▸ **WHAT THE EXERCISE ASKS**
Restate every entry word for word.

▸ **EXTRACTED MATERIAL**
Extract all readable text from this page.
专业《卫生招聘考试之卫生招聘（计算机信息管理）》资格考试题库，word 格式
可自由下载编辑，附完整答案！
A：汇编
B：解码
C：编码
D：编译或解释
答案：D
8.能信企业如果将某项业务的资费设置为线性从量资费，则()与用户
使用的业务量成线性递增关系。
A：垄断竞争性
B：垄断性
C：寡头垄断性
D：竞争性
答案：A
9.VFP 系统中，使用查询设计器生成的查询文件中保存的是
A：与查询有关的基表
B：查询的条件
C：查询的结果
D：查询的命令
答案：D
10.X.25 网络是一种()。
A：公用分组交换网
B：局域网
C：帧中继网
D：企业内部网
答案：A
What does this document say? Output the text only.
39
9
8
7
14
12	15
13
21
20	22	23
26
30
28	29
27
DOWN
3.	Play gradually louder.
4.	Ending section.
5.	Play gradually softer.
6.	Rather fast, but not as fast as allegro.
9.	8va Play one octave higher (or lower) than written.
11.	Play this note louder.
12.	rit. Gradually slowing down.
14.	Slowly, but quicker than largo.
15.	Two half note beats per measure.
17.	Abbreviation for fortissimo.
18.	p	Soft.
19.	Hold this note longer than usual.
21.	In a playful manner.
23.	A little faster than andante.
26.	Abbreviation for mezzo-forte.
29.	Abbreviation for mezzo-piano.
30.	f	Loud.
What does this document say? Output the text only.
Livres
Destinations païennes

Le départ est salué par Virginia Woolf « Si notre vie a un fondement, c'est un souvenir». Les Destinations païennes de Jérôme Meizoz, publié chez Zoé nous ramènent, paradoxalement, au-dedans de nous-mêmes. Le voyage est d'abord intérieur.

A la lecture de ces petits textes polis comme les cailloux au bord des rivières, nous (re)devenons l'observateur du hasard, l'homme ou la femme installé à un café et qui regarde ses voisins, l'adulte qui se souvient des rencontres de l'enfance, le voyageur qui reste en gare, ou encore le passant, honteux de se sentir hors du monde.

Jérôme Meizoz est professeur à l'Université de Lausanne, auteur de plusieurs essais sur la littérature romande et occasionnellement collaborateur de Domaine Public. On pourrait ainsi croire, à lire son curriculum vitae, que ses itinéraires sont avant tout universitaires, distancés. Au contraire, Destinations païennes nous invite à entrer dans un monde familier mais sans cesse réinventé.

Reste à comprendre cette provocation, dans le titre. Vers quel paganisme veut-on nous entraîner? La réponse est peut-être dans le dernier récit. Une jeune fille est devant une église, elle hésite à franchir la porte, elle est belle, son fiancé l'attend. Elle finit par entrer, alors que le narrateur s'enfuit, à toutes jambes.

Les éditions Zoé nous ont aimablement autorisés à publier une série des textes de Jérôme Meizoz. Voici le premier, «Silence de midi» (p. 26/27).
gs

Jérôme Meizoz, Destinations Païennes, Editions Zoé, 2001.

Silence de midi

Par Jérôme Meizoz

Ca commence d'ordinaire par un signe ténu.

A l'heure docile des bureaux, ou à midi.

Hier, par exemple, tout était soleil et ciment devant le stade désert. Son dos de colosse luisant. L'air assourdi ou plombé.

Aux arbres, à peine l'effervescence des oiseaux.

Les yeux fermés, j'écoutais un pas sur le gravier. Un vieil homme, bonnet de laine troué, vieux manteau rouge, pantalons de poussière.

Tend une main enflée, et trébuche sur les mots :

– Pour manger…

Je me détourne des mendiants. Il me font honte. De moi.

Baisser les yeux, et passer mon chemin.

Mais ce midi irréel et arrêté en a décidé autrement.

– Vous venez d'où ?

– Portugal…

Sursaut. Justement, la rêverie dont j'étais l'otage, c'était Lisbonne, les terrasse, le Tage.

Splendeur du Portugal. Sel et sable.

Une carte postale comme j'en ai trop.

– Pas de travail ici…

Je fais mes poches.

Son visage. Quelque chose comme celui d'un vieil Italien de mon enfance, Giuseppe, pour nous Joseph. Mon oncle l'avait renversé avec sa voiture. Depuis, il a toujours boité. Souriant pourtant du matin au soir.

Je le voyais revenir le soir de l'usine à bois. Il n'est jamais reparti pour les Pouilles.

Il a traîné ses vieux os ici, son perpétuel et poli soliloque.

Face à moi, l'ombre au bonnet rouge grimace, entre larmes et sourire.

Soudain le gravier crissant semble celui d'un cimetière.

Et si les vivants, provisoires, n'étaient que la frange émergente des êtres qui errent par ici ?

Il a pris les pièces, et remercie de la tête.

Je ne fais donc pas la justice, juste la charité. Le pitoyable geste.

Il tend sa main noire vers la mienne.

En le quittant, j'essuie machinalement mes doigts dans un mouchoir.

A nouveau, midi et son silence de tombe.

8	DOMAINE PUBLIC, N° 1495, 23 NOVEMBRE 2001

▸ **REPLY**
Extract all readable text from this page.
专业《卫生招聘考试之卫生招聘（计算机信息管理）》资格考试题库，word 格式
可自由下载编辑，附完整答案！
A：汇编
B：解码
C：编码
D：编译或解释
答案：D
8.能信企业如果将某项业务的资费设置为线性从量资费，则()与用户
使用的业务量成线性递增关系。
A：垄断竞争性
B：垄断性
C：寡头垄断性
D：竞争性
答案：A
9.VFP 系统中，使用查询设计器生成的查询文件中保存的是
A：与查询有关的基表
B：查询的条件
C：查询的结果
D：查询的命令
答案：D
10.X.25 网络是一种()。
A：公用分组交换网
B：局域网
C：帧中继网
D：企业内部网
答案：A
What does this document say? Output the text only.
39
9
8
7
14
12	15
13
21
20	22	23
26
30
28	29
27
DOWN
3.	Play gradually louder.
4.	Ending section.
5.	Play gradually softer.
6.	Rather fast, but not as fast as allegro.
9.	8va Play one octave higher (or lower) than written.
11.	Play this note louder.
12.	rit. Gradually slowing down.
14.	Slowly, but quicker than largo.
15.	Two half note beats per measure.
17.	Abbreviation for fortissimo.
18.	p	Soft.
19.	Hold this note longer than usual.
21.	In a playful manner.
23.	A little faster than andante.
26.	Abbreviation for mezzo-forte.
29.	Abbreviation for mezzo-piano.
30.	f	Loud.
What does this document say? Output the text only.
Livres
Destinations païennes

Le départ est salué par Virginia Woolf « Si notre vie a un fondement, c'est un souvenir». Les Destinations païennes de Jérôme Meizoz, publié chez Zoé nous ramènent, paradoxalement, au-dedans de nous-mêmes. Le voyage est d'abord intérieur.

A la lecture de ces petits textes polis comme les cailloux au bord des rivières, nous (re)devenons l'observateur du hasard, l'homme ou la femme installé à un café et qui regarde ses voisins, l'adulte qui se souvient des rencontres de l'enfance, le voyageur qui reste en gare, ou encore le passant, honteux de se sentir hors du monde.

Jérôme Meizoz est professeur à l'Université de Lausanne, auteur de plusieurs essais sur la littérature romande et occasionnellement collaborateur de Domaine Public. On pourrait ainsi croire, à lire son curriculum vitae, que ses itinéraires sont avant tout universitaires, distancés. Au contraire, Destinations païennes nous invite à entrer dans un monde familier mais sans cesse réinventé.

Reste à comprendre cette provocation, dans le titre. Vers quel paganisme veut-on nous entraîner? La réponse est peut-être dans le dernier récit. Une jeune fille est devant une église, elle hésite à franchir la porte, elle est belle, son fiancé l'attend. Elle finit par entrer, alors que le narrateur s'enfuit, à toutes jambes.

Les éditions Zoé nous ont aimablement autorisés à publier une série des textes de Jérôme Meizoz. Voici le premier, «Silence de midi» (p. 26/27).
gs

Jérôme Meizoz, Destinations Païennes, Editions Zoé, 2001.

Silence de midi

Par Jérôme Meizoz

Ca commence d'ordinaire par un signe ténu.

A l'heure docile des bureaux, ou à midi.

Hier, par exemple, tout était soleil et ciment devant le stade désert. Son dos de colosse luisant. L'air assourdi ou plombé.

Aux arbres, à peine l'effervescence des oiseaux.

Les yeux fermés, j'écoutais un pas sur le gravier. Un vieil homme, bonnet de laine troué, vieux manteau rouge, pantalons de poussière.

Tend une main enflée, et trébuche sur les mots :

– Pour manger…

Je me détourne des mendiants. Il me font honte. De moi.

Baisser les yeux, et passer mon chemin.

Mais ce midi irréel et arrêté en a décidé autrement.

– Vous venez d'où ?

– Portugal…

Sursaut. Justement, la rêverie dont j'étais l'otage, c'était Lisbonne, les terrasse, le Tage.

Splendeur du Portugal. Sel et sable.

Une carte postale comme j'en ai trop.

– Pas de travail ici…

Je fais mes poches.

Son visage. Quelque chose comme celui d'un vieil Italien de mon enfance, Giuseppe, pour nous Joseph. Mon oncle l'avait renversé avec sa voiture. Depuis, il a toujours boité. Souriant pourtant du matin au soir.

Je le voyais revenir le soir de l'usine à bois. Il n'est jamais reparti pour les Pouilles.

Il a traîné ses vieux os ici, son perpétuel et poli soliloque.

Face à moi, l'ombre au bonnet rouge grimace, entre larmes et sourire.

Soudain le gravier crissant semble celui d'un cimetière.

Et si les vivants, provisoires, n'étaient que la frange émergente des êtres qui errent par ici ?

Il a pris les pièces, et remercie de la tête.

Je ne fais donc pas la justice, juste la charité. Le pitoyable geste.

Il tend sa main noire vers la mienne.

En le quittant, j'essuie machinalement mes doigts dans un mouchoir.

A nouveau, midi et son silence de tombe.

8	DOMAINE PUBLIC, N° 1495, 23 NOVEMBRE 2001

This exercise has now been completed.